Everything in the listing except the pictures should be written out exactly.

Entries supplied
===============

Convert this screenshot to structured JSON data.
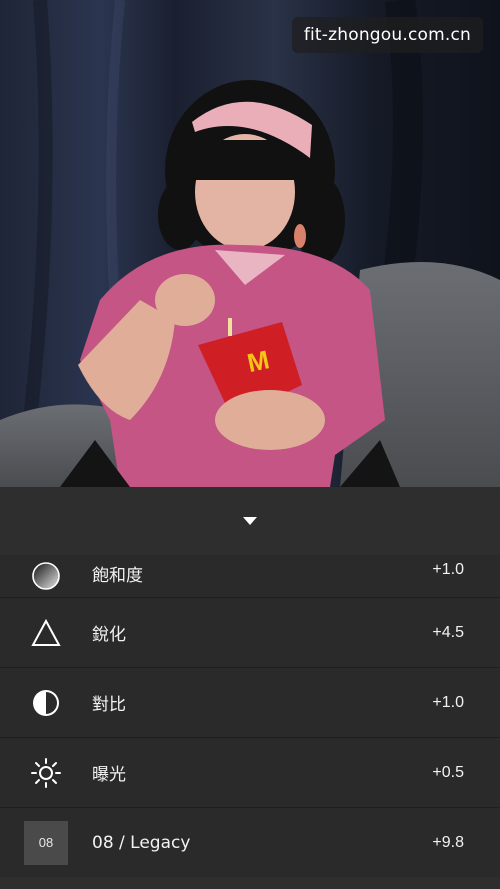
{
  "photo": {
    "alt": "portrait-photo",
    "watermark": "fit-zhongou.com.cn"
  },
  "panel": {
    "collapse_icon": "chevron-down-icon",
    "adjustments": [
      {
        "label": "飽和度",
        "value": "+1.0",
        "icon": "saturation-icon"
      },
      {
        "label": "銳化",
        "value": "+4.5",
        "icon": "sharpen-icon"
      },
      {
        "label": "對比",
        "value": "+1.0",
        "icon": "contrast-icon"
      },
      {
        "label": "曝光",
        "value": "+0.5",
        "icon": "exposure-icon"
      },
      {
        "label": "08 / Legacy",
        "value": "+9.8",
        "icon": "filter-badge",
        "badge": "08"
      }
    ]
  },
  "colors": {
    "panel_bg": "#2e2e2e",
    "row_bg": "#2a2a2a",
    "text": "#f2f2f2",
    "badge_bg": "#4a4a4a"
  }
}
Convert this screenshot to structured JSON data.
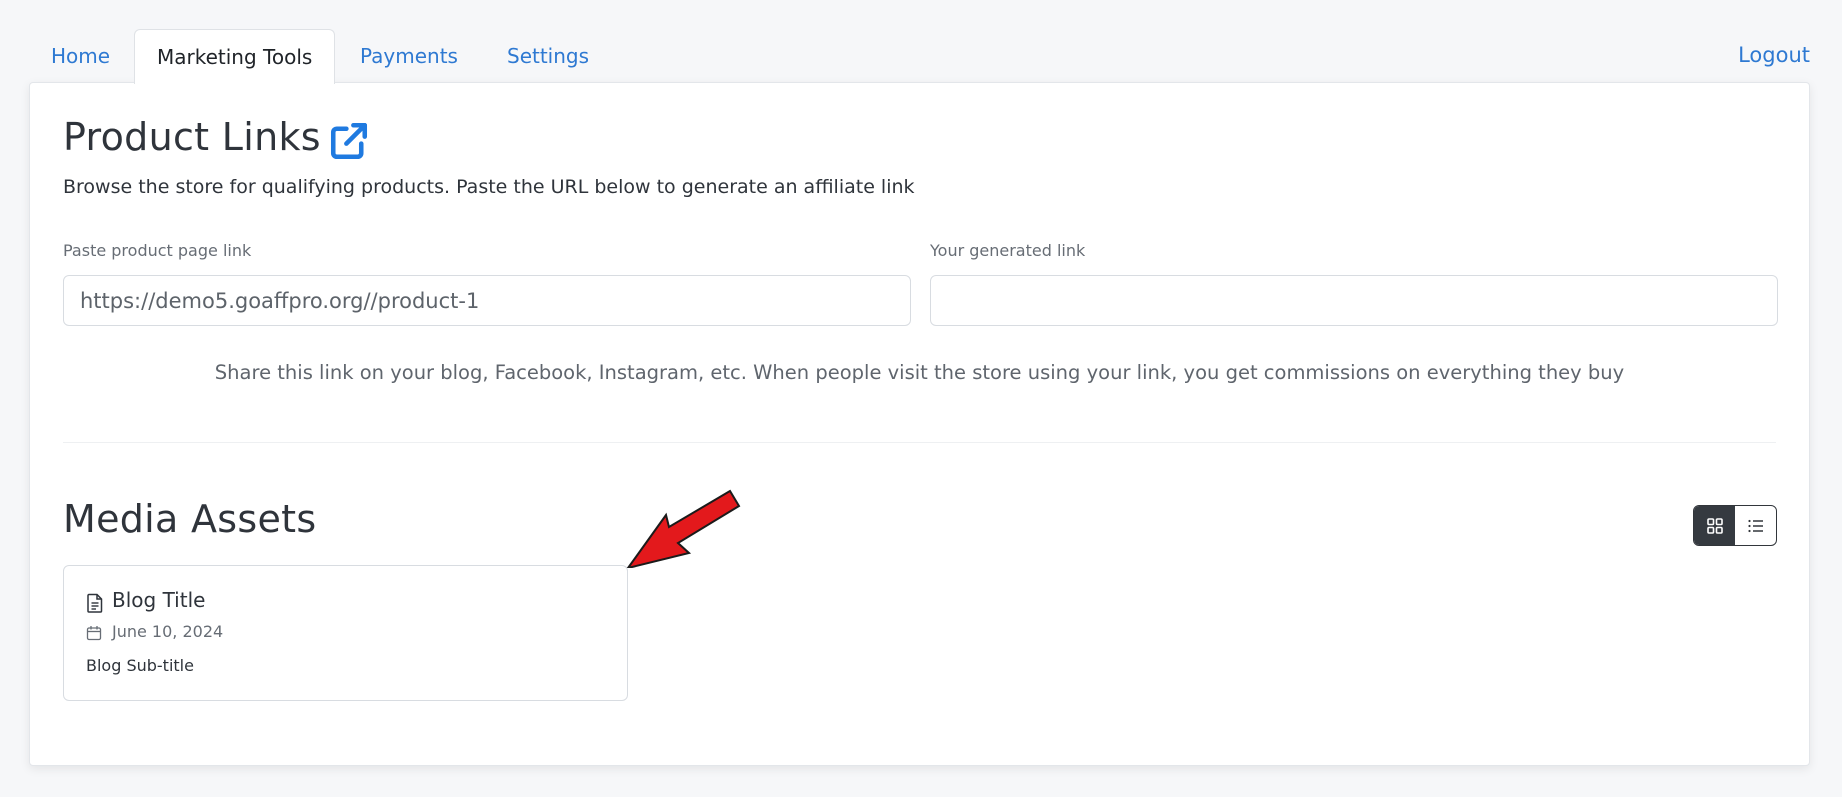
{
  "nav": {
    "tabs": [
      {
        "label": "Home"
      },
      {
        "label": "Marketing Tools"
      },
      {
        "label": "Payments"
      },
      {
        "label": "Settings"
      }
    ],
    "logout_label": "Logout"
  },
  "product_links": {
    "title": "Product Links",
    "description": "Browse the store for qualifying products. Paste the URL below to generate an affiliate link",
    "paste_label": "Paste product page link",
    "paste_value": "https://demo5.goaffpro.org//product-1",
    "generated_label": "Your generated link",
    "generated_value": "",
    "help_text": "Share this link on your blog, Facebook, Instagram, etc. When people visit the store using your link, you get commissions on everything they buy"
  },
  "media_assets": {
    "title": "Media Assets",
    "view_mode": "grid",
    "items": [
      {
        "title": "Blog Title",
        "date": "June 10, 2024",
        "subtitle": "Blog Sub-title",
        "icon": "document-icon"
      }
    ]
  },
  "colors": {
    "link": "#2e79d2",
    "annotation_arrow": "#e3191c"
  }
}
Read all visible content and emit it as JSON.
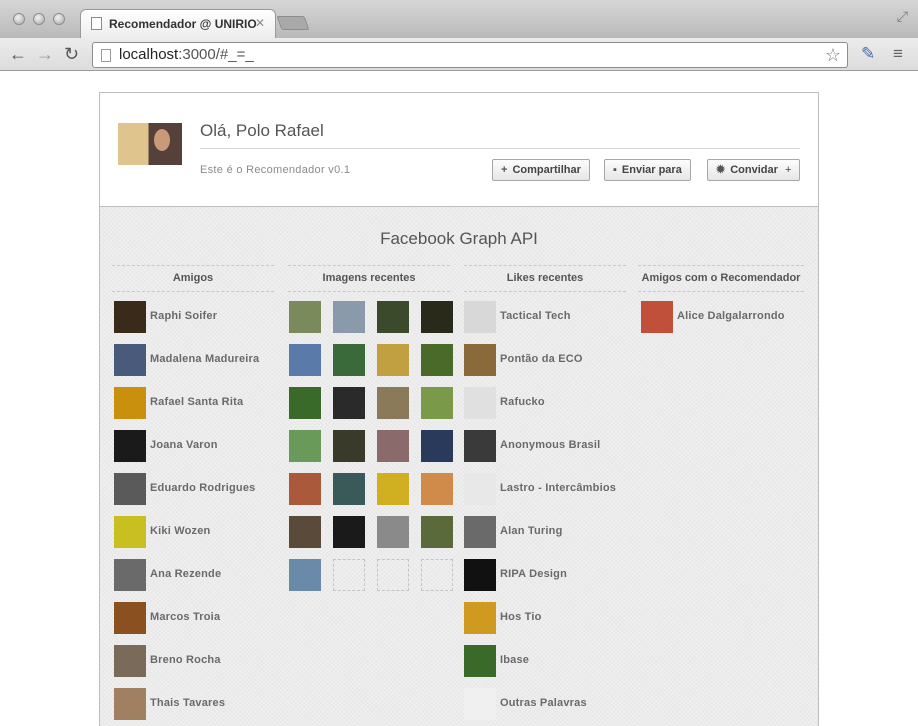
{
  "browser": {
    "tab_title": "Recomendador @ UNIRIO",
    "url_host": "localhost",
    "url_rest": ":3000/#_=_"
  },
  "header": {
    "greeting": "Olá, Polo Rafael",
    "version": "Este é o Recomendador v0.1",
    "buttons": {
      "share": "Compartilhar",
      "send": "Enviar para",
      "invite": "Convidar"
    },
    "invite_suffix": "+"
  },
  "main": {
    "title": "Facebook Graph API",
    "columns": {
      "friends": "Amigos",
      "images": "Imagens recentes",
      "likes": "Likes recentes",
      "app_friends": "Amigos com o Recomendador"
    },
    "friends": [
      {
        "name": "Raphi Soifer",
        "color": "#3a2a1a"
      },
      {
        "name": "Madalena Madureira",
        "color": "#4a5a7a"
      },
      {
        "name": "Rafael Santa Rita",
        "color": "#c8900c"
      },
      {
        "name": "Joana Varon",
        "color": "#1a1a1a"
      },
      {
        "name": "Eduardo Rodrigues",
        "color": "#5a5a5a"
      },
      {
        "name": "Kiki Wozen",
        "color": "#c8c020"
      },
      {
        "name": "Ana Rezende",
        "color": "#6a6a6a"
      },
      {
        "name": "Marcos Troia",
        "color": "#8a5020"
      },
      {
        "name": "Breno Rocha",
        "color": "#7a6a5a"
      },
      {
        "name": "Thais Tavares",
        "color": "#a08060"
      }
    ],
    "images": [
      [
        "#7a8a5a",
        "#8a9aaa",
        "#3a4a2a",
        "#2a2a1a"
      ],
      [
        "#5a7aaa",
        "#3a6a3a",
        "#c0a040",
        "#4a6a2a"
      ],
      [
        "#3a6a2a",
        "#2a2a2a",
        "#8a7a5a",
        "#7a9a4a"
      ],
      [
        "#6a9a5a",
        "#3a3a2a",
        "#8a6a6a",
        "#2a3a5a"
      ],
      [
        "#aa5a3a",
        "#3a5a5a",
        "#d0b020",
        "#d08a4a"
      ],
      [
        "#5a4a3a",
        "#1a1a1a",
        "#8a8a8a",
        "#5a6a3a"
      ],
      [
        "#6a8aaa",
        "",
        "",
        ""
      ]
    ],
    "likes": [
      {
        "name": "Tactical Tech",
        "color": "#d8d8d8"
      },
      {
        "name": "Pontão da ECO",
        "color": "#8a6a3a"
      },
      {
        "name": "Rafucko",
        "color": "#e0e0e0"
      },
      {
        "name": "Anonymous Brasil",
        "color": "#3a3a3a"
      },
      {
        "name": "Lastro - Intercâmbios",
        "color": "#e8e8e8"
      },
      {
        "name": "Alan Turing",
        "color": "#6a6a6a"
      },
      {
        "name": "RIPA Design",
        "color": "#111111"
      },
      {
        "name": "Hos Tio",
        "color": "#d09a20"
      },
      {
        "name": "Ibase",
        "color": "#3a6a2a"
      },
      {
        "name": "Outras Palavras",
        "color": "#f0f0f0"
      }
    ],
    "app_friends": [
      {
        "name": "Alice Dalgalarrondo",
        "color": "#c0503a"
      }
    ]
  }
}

===============

Exercise output
Convert this screenshot to structured JSON data.
{
  "photo": {
    "alt": "portrait-photo",
    "watermark": "fit-zhongou.com.cn"
  },
  "panel": {
    "collapse_icon": "chevron-down-icon",
    "adjustments": [
      {
        "label": "飽和度",
        "value": "+1.0",
        "icon": "saturation-icon"
      },
      {
        "label": "銳化",
        "value": "+4.5",
        "icon": "sharpen-icon"
      },
      {
        "label": "對比",
        "value": "+1.0",
        "icon": "contrast-icon"
      },
      {
        "label": "曝光",
        "value": "+0.5",
        "icon": "exposure-icon"
      },
      {
        "label": "08 / Legacy",
        "value": "+9.8",
        "icon": "filter-badge",
        "badge": "08"
      }
    ]
  },
  "colors": {
    "panel_bg": "#2e2e2e",
    "row_bg": "#2a2a2a",
    "text": "#f2f2f2",
    "badge_bg": "#4a4a4a"
  }
}
Convert this screenshot to structured JSON data.
{
  "nav": {
    "tabs": [
      {
        "label": "Home"
      },
      {
        "label": "Marketing Tools"
      },
      {
        "label": "Payments"
      },
      {
        "label": "Settings"
      }
    ],
    "logout_label": "Logout"
  },
  "product_links": {
    "title": "Product Links",
    "description": "Browse the store for qualifying products. Paste the URL below to generate an affiliate link",
    "paste_label": "Paste product page link",
    "paste_value": "https://demo5.goaffpro.org//product-1",
    "generated_label": "Your generated link",
    "generated_value": "",
    "help_text": "Share this link on your blog, Facebook, Instagram, etc. When people visit the store using your link, you get commissions on everything they buy"
  },
  "media_assets": {
    "title": "Media Assets",
    "view_mode": "grid",
    "items": [
      {
        "title": "Blog Title",
        "date": "June 10, 2024",
        "subtitle": "Blog Sub-title",
        "icon": "document-icon"
      }
    ]
  },
  "colors": {
    "link": "#2e79d2",
    "annotation_arrow": "#e3191c"
  }
}
Read all visible content and emit it as JSON.
{
  "browser": {
    "tab_title": "Recomendador @ UNIRIO",
    "url_host": "localhost",
    "url_rest": ":3000/#_=_"
  },
  "header": {
    "greeting": "Olá, Polo Rafael",
    "version": "Este é o Recomendador v0.1",
    "buttons": {
      "share": "Compartilhar",
      "send": "Enviar para",
      "invite": "Convidar"
    },
    "invite_suffix": "+"
  },
  "main": {
    "title": "Facebook Graph API",
    "columns": {
      "friends": "Amigos",
      "images": "Imagens recentes",
      "likes": "Likes recentes",
      "app_friends": "Amigos com o Recomendador"
    },
    "friends": [
      {
        "name": "Raphi Soifer",
        "color": "#3a2a1a"
      },
      {
        "name": "Madalena Madureira",
        "color": "#4a5a7a"
      },
      {
        "name": "Rafael Santa Rita",
        "color": "#c8900c"
      },
      {
        "name": "Joana Varon",
        "color": "#1a1a1a"
      },
      {
        "name": "Eduardo Rodrigues",
        "color": "#5a5a5a"
      },
      {
        "name": "Kiki Wozen",
        "color": "#c8c020"
      },
      {
        "name": "Ana Rezende",
        "color": "#6a6a6a"
      },
      {
        "name": "Marcos Troia",
        "color": "#8a5020"
      },
      {
        "name": "Breno Rocha",
        "color": "#7a6a5a"
      },
      {
        "name": "Thais Tavares",
        "color": "#a08060"
      }
    ],
    "images": [
      [
        "#7a8a5a",
        "#8a9aaa",
        "#3a4a2a",
        "#2a2a1a"
      ],
      [
        "#5a7aaa",
        "#3a6a3a",
        "#c0a040",
        "#4a6a2a"
      ],
      [
        "#3a6a2a",
        "#2a2a2a",
        "#8a7a5a",
        "#7a9a4a"
      ],
      [
        "#6a9a5a",
        "#3a3a2a",
        "#8a6a6a",
        "#2a3a5a"
      ],
      [
        "#aa5a3a",
        "#3a5a5a",
        "#d0b020",
        "#d08a4a"
      ],
      [
        "#5a4a3a",
        "#1a1a1a",
        "#8a8a8a",
        "#5a6a3a"
      ],
      [
        "#6a8aaa",
        "",
        "",
        ""
      ]
    ],
    "likes": [
      {
        "name": "Tactical Tech",
        "color": "#d8d8d8"
      },
      {
        "name": "Pontão da ECO",
        "color": "#8a6a3a"
      },
      {
        "name": "Rafucko",
        "color": "#e0e0e0"
      },
      {
        "name": "Anonymous Brasil",
        "color": "#3a3a3a"
      },
      {
        "name": "Lastro - Intercâmbios",
        "color": "#e8e8e8"
      },
      {
        "name": "Alan Turing",
        "color": "#6a6a6a"
      },
      {
        "name": "RIPA Design",
        "color": "#111111"
      },
      {
        "name": "Hos Tio",
        "color": "#d09a20"
      },
      {
        "name": "Ibase",
        "color": "#3a6a2a"
      },
      {
        "name": "Outras Palavras",
        "color": "#f0f0f0"
      }
    ],
    "app_friends": [
      {
        "name": "Alice Dalgalarrondo",
        "color": "#c0503a"
      }
    ]
  }
}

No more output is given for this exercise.